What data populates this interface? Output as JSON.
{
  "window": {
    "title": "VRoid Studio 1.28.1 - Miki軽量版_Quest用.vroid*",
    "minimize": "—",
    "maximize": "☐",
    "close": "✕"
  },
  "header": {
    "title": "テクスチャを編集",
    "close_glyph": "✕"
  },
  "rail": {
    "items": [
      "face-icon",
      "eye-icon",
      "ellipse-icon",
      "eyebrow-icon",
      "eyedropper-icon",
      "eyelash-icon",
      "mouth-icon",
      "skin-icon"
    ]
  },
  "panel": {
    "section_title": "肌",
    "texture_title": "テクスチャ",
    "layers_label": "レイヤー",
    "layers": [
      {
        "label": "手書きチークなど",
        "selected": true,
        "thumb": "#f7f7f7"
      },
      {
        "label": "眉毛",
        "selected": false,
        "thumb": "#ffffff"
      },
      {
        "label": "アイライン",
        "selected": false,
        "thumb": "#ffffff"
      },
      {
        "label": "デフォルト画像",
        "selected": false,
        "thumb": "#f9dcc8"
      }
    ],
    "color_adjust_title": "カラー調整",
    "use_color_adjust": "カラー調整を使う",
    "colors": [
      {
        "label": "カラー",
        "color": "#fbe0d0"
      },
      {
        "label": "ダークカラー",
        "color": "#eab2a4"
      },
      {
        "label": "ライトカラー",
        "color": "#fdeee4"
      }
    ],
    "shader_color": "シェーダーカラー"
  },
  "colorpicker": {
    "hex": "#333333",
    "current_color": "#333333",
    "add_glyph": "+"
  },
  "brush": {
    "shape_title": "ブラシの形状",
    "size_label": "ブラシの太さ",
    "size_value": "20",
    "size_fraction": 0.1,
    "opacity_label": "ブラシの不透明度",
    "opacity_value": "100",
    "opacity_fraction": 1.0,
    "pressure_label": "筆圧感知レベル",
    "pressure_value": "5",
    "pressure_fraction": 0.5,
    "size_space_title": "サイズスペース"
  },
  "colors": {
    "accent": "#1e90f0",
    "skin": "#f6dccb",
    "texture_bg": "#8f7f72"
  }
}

------

**Exercise task**
Copy all lines from the material that hold "thumb".

**Output for this exercise**
        "thumb": "#f7f7f7"
        "thumb": "#ffffff"
        "thumb": "#ffffff"
        "thumb": "#f9dcc8"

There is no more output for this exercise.